#### Supplied information:
((

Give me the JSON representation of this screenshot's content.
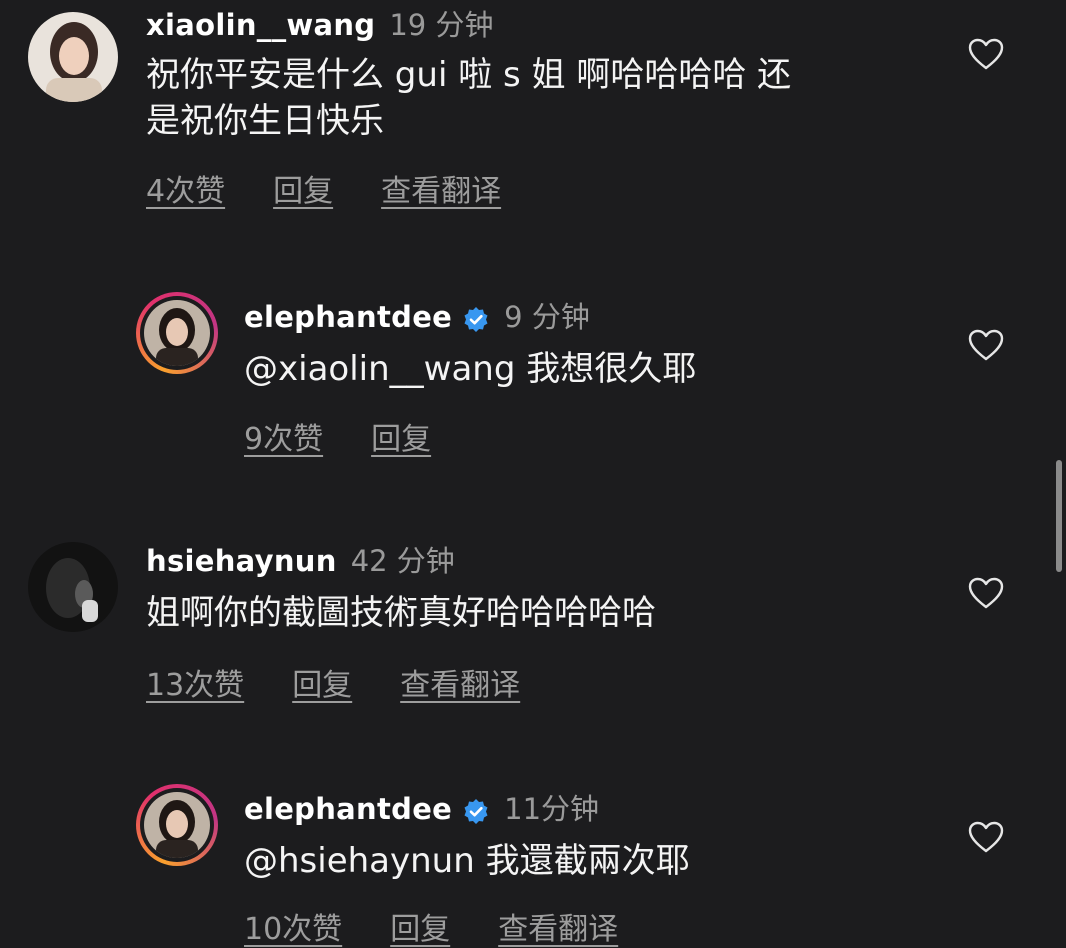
{
  "comments": [
    {
      "username": "xiaolin__wang",
      "time": "19 分钟",
      "text_line1": "祝你平安是什么 gui 啦 s 姐 啊哈哈哈哈 还",
      "text_line2": "是祝你生日快乐",
      "likes": "4次赞",
      "reply": "回复",
      "translate": "查看翻译"
    },
    {
      "username": "elephantdee",
      "time": "9 分钟",
      "text": "@xiaolin__wang 我想很久耶",
      "likes": "9次赞",
      "reply": "回复"
    },
    {
      "username": "hsiehaynun",
      "time": "42 分钟",
      "text": "姐啊你的截圖技術真好哈哈哈哈哈",
      "likes": "13次赞",
      "reply": "回复",
      "translate": "查看翻译"
    },
    {
      "username": "elephantdee",
      "time": "11分钟",
      "text": "@hsiehaynun 我還截兩次耶",
      "likes": "10次赞",
      "reply": "回复",
      "translate": "查看翻译"
    }
  ],
  "colors": {
    "background": "#1c1c1e",
    "secondary_text": "#9d9d9d",
    "verified_badge": "#3897f0"
  },
  "icons": [
    "heart-icon",
    "verified-badge-icon"
  ]
}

))

#### Goal:
Take the listing above and restate it word for word, without its pictures.

#### Task solution:
Give me the JSON representation of this screenshot's content.
{
  "comments": [
    {
      "username": "xiaolin__wang",
      "time": "19 分钟",
      "text_line1": "祝你平安是什么 gui 啦 s 姐 啊哈哈哈哈 还",
      "text_line2": "是祝你生日快乐",
      "likes": "4次赞",
      "reply": "回复",
      "translate": "查看翻译"
    },
    {
      "username": "elephantdee",
      "time": "9 分钟",
      "text": "@xiaolin__wang 我想很久耶",
      "likes": "9次赞",
      "reply": "回复"
    },
    {
      "username": "hsiehaynun",
      "time": "42 分钟",
      "text": "姐啊你的截圖技術真好哈哈哈哈哈",
      "likes": "13次赞",
      "reply": "回复",
      "translate": "查看翻译"
    },
    {
      "username": "elephantdee",
      "time": "11分钟",
      "text": "@hsiehaynun 我還截兩次耶",
      "likes": "10次赞",
      "reply": "回复",
      "translate": "查看翻译"
    }
  ],
  "colors": {
    "background": "#1c1c1e",
    "secondary_text": "#9d9d9d",
    "verified_badge": "#3897f0"
  },
  "icons": [
    "heart-icon",
    "verified-badge-icon"
  ]
}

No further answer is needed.